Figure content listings

* * *

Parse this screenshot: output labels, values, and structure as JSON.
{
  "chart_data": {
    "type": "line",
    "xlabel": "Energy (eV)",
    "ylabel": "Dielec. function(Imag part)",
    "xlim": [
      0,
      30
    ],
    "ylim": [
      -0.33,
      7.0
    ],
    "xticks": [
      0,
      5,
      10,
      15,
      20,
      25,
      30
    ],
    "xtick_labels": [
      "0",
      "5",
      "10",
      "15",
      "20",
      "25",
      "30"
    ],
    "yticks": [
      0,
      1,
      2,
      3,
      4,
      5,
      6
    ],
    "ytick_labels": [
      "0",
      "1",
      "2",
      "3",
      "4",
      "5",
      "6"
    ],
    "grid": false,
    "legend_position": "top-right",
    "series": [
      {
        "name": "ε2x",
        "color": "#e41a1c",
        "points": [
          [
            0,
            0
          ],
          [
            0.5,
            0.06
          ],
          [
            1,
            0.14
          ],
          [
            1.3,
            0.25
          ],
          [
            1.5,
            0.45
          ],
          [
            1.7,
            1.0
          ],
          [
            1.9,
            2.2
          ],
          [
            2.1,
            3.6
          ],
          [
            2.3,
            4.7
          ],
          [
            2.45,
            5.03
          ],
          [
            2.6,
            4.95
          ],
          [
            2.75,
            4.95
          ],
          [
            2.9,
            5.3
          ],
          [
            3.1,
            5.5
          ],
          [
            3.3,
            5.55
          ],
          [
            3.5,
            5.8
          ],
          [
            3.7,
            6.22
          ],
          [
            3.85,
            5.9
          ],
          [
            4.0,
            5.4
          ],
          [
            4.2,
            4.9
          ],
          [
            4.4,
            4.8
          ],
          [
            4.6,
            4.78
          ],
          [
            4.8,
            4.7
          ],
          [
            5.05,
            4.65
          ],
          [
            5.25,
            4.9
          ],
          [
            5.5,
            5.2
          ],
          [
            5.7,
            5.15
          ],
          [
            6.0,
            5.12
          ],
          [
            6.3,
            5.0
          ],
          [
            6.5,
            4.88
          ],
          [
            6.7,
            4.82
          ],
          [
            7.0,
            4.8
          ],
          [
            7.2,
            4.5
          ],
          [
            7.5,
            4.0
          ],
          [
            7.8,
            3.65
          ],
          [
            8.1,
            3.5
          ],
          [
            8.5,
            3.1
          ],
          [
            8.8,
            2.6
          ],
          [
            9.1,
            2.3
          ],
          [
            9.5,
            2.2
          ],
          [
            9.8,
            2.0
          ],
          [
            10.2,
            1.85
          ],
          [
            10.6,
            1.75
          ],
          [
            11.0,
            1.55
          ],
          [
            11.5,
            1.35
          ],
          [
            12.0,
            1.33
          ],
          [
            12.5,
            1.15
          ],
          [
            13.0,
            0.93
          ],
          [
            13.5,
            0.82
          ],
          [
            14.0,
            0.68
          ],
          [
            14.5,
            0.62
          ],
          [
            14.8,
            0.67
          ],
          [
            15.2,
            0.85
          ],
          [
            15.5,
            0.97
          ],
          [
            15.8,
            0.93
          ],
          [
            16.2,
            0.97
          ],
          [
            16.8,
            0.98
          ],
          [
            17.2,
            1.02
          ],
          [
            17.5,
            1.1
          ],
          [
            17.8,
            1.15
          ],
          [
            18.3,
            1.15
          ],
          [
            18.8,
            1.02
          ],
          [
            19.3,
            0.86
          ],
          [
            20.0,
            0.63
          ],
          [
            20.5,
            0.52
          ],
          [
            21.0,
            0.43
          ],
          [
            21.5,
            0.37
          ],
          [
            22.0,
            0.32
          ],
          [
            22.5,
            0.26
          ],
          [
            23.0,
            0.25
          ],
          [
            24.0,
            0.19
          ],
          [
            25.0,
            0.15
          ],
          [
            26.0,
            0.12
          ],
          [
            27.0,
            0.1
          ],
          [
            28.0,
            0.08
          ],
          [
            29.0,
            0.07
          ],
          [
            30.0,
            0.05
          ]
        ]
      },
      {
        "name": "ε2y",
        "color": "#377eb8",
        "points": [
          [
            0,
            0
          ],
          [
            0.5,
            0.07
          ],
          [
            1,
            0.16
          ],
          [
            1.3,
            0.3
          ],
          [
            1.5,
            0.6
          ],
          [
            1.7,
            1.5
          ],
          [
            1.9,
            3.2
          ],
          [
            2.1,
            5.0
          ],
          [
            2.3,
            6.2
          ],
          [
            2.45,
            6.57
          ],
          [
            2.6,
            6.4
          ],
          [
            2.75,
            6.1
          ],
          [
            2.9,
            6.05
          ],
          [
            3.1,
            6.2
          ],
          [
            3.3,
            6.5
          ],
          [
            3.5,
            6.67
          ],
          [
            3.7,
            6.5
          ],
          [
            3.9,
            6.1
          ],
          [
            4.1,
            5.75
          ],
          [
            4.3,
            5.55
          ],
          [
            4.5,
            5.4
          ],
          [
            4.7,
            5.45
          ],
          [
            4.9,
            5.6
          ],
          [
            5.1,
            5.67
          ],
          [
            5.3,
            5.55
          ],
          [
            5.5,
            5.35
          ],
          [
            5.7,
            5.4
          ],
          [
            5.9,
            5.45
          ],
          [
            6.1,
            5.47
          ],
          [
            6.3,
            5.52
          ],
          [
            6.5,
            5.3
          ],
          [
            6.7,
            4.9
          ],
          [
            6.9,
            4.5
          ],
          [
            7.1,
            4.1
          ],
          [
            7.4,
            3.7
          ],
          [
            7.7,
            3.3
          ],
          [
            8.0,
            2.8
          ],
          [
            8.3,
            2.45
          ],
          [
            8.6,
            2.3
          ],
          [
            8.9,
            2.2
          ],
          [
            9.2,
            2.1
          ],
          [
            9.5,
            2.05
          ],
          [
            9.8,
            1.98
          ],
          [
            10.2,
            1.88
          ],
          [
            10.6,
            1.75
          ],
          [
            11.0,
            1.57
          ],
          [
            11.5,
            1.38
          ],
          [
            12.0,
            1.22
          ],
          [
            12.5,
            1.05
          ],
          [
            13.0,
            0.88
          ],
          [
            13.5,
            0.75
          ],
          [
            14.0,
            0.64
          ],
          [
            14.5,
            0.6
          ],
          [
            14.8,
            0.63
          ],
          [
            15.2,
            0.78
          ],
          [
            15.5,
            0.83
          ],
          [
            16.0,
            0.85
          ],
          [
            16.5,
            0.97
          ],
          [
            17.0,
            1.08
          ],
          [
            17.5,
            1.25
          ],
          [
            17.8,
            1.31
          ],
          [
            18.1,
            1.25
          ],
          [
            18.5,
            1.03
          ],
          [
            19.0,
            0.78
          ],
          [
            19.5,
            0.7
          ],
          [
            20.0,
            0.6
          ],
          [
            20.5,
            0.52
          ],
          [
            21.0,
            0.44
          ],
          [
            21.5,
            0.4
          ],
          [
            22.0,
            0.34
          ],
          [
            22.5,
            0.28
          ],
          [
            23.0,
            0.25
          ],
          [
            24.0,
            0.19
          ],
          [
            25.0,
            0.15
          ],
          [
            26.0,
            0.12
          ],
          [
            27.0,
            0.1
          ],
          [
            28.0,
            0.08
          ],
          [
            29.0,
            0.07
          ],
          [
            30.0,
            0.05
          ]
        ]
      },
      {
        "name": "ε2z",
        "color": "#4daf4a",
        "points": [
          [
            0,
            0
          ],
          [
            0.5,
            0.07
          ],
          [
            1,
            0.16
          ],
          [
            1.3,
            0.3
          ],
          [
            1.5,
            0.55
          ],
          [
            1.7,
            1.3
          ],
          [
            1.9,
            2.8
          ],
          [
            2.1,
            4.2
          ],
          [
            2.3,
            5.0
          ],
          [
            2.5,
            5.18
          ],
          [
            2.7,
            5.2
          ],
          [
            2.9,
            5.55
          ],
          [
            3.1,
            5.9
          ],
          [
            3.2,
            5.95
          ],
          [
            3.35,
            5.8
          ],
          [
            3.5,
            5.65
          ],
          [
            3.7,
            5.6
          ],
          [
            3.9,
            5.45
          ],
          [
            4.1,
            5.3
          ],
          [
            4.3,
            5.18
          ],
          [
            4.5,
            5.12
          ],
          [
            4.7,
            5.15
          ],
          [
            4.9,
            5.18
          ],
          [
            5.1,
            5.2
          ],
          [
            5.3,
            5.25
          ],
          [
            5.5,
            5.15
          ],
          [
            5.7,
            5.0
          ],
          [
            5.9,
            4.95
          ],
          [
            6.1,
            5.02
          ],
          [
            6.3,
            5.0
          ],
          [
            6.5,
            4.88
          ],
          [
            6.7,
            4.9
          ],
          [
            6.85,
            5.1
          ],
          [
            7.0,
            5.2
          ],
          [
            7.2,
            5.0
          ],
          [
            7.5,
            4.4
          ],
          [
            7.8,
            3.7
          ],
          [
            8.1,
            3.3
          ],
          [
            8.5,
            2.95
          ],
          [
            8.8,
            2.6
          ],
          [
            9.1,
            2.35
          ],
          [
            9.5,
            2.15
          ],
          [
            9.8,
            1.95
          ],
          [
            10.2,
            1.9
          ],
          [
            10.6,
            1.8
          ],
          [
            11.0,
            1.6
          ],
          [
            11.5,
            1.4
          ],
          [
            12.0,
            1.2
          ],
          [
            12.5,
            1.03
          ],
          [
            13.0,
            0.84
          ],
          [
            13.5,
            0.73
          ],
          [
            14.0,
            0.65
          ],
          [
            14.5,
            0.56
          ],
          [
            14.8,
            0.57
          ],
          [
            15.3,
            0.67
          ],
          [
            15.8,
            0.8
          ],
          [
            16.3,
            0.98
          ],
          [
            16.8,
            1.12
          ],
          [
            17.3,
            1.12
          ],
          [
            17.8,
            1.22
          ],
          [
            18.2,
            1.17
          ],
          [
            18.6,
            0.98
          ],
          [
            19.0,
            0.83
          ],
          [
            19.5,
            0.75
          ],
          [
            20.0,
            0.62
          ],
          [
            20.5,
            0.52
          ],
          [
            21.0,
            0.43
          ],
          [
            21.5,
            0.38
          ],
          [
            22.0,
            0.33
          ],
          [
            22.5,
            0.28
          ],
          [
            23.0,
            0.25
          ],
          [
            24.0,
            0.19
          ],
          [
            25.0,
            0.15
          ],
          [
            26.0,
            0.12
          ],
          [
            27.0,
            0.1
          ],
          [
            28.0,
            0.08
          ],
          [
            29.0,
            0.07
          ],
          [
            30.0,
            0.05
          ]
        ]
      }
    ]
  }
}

* * *

■ **What the task requires**
Identify the lines above with the word "color". Copy them.

■ **Exercise response**
        "color": "#e41a1c",
        "color": "#377eb8",
        "color": "#4daf4a",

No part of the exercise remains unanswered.